Give an exact transcription of every line, dropping the images.

# # # #

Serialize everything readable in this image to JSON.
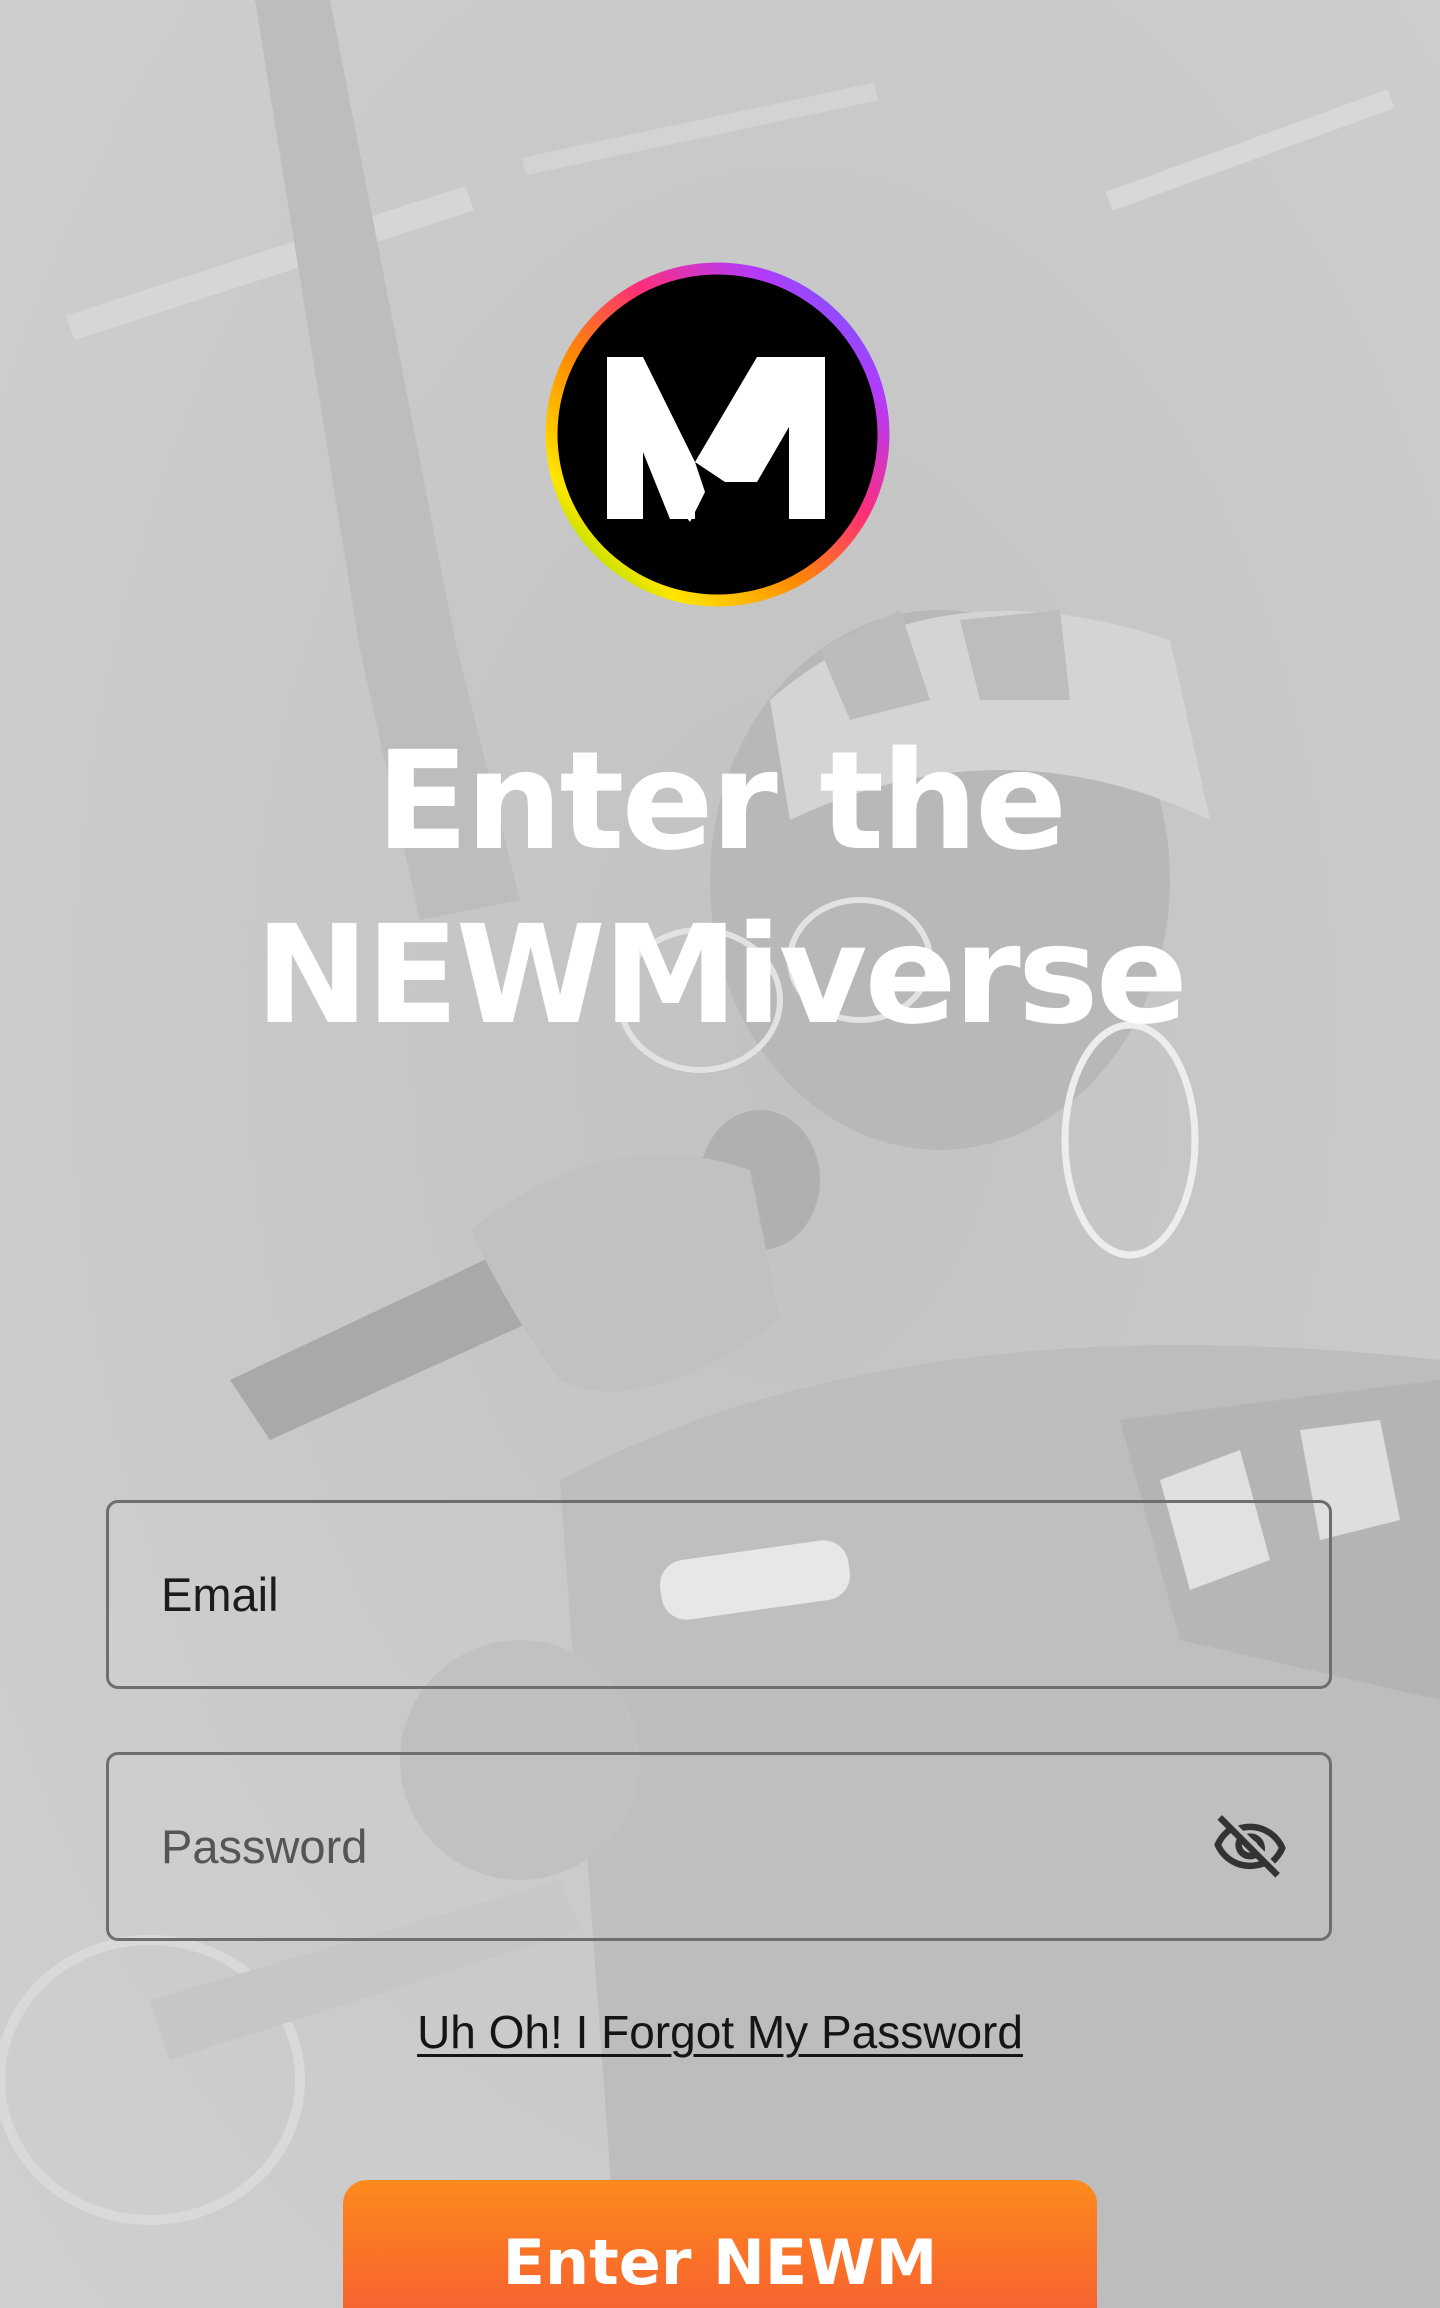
{
  "background": {
    "icon": "concert-singer-photo"
  },
  "logo": {
    "icon": "newm-logo-icon",
    "ring_colors": [
      "#2b7cff",
      "#b13cff",
      "#ff2d7a",
      "#ff8a00",
      "#ffe500",
      "#38e000"
    ]
  },
  "headline": {
    "line1": "Enter the",
    "line2": "NEWMiverse"
  },
  "form": {
    "email": {
      "placeholder": "Email",
      "value": ""
    },
    "password": {
      "placeholder": "Password",
      "value": "",
      "toggle_icon": "eye-off-icon"
    },
    "forgot_link": "Uh Oh! I Forgot My Password",
    "submit_label": "Enter NEWM"
  },
  "colors": {
    "accent_top": "#fd8a1d",
    "accent_bottom": "#f25c35",
    "text_light": "#ffffff"
  }
}
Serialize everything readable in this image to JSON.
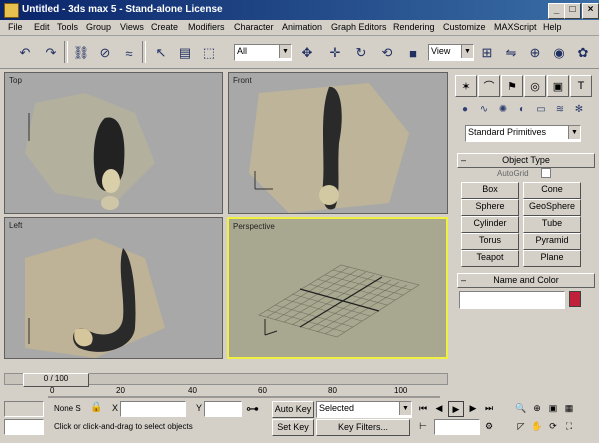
{
  "window": {
    "title": "Untitled - 3ds max 5 - Stand-alone License",
    "minimize": "_",
    "maximize": "□",
    "close": "×"
  },
  "menu": [
    "File",
    "Edit",
    "Tools",
    "Group",
    "Views",
    "Create",
    "Modifiers",
    "Character",
    "Animation",
    "Graph Editors",
    "Rendering",
    "Customize",
    "MAXScript",
    "Help"
  ],
  "toolbar": {
    "selection_filter": "All",
    "ref_coord": "View"
  },
  "viewports": {
    "top": "Top",
    "front": "Front",
    "left": "Left",
    "perspective": "Perspective"
  },
  "command_panel": {
    "category_dropdown": "Standard Primitives",
    "object_type_header": "Object Type",
    "autogrid_label": "AutoGrid",
    "object_buttons": [
      "Box",
      "Cone",
      "Sphere",
      "GeoSphere",
      "Cylinder",
      "Tube",
      "Torus",
      "Pyramid",
      "Teapot",
      "Plane"
    ],
    "name_color_header": "Name and Color",
    "object_color": "#c0203a"
  },
  "timeline": {
    "frame_slider": "0 / 100",
    "ticks": [
      "0",
      "20",
      "40",
      "60",
      "80",
      "100"
    ]
  },
  "status": {
    "none_selected": "None S",
    "x_label": "X",
    "y_label": "Y",
    "prompt": "Click or click-and-drag to select objects",
    "auto_key": "Auto Key",
    "set_key": "Set Key",
    "key_mode": "Selected",
    "key_filters": "Key Filters..."
  }
}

# # # #

Result —
Serialize everything readable in this image to JSON.
{
  "background": {
    "icon": "concert-singer-photo"
  },
  "logo": {
    "icon": "newm-logo-icon",
    "ring_colors": [
      "#2b7cff",
      "#b13cff",
      "#ff2d7a",
      "#ff8a00",
      "#ffe500",
      "#38e000"
    ]
  },
  "headline": {
    "line1": "Enter the",
    "line2": "NEWMiverse"
  },
  "form": {
    "email": {
      "placeholder": "Email",
      "value": ""
    },
    "password": {
      "placeholder": "Password",
      "value": "",
      "toggle_icon": "eye-off-icon"
    },
    "forgot_link": "Uh Oh! I Forgot My Password",
    "submit_label": "Enter NEWM"
  },
  "colors": {
    "accent_top": "#fd8a1d",
    "accent_bottom": "#f25c35",
    "text_light": "#ffffff"
  }
}
Serialize everything readable in this image to JSON.
{
  "window": {
    "title": "Untitled - 3ds max 5 - Stand-alone License",
    "minimize": "_",
    "maximize": "□",
    "close": "×"
  },
  "menu": [
    "File",
    "Edit",
    "Tools",
    "Group",
    "Views",
    "Create",
    "Modifiers",
    "Character",
    "Animation",
    "Graph Editors",
    "Rendering",
    "Customize",
    "MAXScript",
    "Help"
  ],
  "toolbar": {
    "selection_filter": "All",
    "ref_coord": "View"
  },
  "viewports": {
    "top": "Top",
    "front": "Front",
    "left": "Left",
    "perspective": "Perspective"
  },
  "command_panel": {
    "category_dropdown": "Standard Primitives",
    "object_type_header": "Object Type",
    "autogrid_label": "AutoGrid",
    "object_buttons": [
      "Box",
      "Cone",
      "Sphere",
      "GeoSphere",
      "Cylinder",
      "Tube",
      "Torus",
      "Pyramid",
      "Teapot",
      "Plane"
    ],
    "name_color_header": "Name and Color",
    "object_color": "#c0203a"
  },
  "timeline": {
    "frame_slider": "0 / 100",
    "ticks": [
      "0",
      "20",
      "40",
      "60",
      "80",
      "100"
    ]
  },
  "status": {
    "none_selected": "None S",
    "x_label": "X",
    "y_label": "Y",
    "prompt": "Click or click-and-drag to select objects",
    "auto_key": "Auto Key",
    "set_key": "Set Key",
    "key_mode": "Selected",
    "key_filters": "Key Filters..."
  }
}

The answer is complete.